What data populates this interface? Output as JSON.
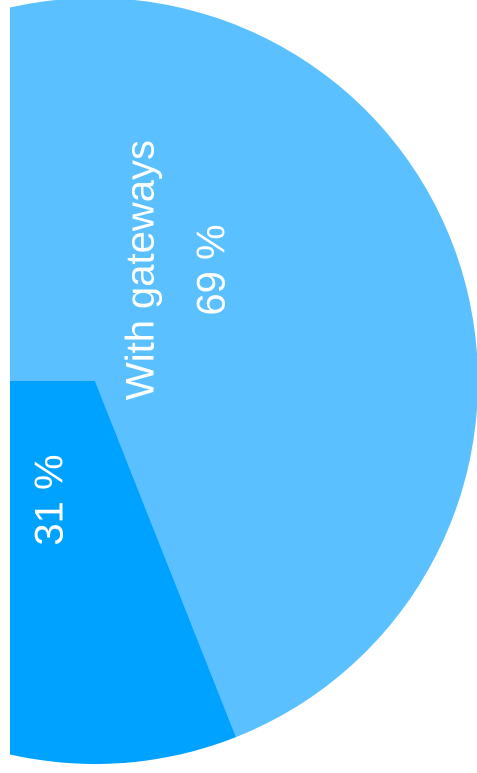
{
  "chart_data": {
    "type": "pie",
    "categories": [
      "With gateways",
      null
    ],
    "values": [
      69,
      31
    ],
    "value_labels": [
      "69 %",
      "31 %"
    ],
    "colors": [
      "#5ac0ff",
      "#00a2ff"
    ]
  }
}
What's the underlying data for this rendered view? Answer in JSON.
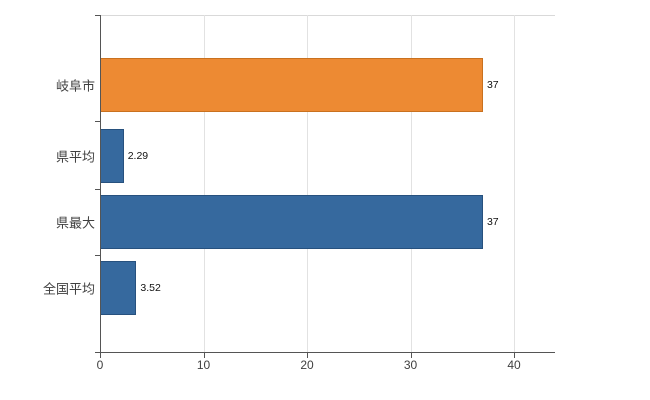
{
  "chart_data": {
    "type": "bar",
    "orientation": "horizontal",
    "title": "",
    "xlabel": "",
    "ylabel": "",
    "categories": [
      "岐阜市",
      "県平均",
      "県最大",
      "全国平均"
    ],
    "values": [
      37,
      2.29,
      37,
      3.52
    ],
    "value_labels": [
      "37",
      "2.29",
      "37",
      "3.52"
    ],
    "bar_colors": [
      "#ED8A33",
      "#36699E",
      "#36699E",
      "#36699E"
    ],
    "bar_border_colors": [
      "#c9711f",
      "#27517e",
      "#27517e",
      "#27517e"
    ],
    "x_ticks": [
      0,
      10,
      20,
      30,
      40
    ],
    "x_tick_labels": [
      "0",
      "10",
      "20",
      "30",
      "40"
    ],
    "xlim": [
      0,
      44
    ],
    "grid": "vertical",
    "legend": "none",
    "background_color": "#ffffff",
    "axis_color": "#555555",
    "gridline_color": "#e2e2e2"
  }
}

══════════

» STATED GOAL:
In your copy of the records, include no pictures; repeat everything else exactly.

» SOLUTION TO THE EXERCISE:
What data populates this interface? Output as JSON.
{
  "chart_data": {
    "type": "pie",
    "categories": [
      "With gateways",
      null
    ],
    "values": [
      69,
      31
    ],
    "value_labels": [
      "69 %",
      "31 %"
    ],
    "colors": [
      "#5ac0ff",
      "#00a2ff"
    ]
  }
}
What's the underlying data for this rendered view? Answer in JSON.
{
  "chart_data": {
    "type": "bar",
    "orientation": "horizontal",
    "title": "",
    "xlabel": "",
    "ylabel": "",
    "categories": [
      "岐阜市",
      "県平均",
      "県最大",
      "全国平均"
    ],
    "values": [
      37,
      2.29,
      37,
      3.52
    ],
    "value_labels": [
      "37",
      "2.29",
      "37",
      "3.52"
    ],
    "bar_colors": [
      "#ED8A33",
      "#36699E",
      "#36699E",
      "#36699E"
    ],
    "bar_border_colors": [
      "#c9711f",
      "#27517e",
      "#27517e",
      "#27517e"
    ],
    "x_ticks": [
      0,
      10,
      20,
      30,
      40
    ],
    "x_tick_labels": [
      "0",
      "10",
      "20",
      "30",
      "40"
    ],
    "xlim": [
      0,
      44
    ],
    "grid": "vertical",
    "legend": "none",
    "background_color": "#ffffff",
    "axis_color": "#555555",
    "gridline_color": "#e2e2e2"
  }
}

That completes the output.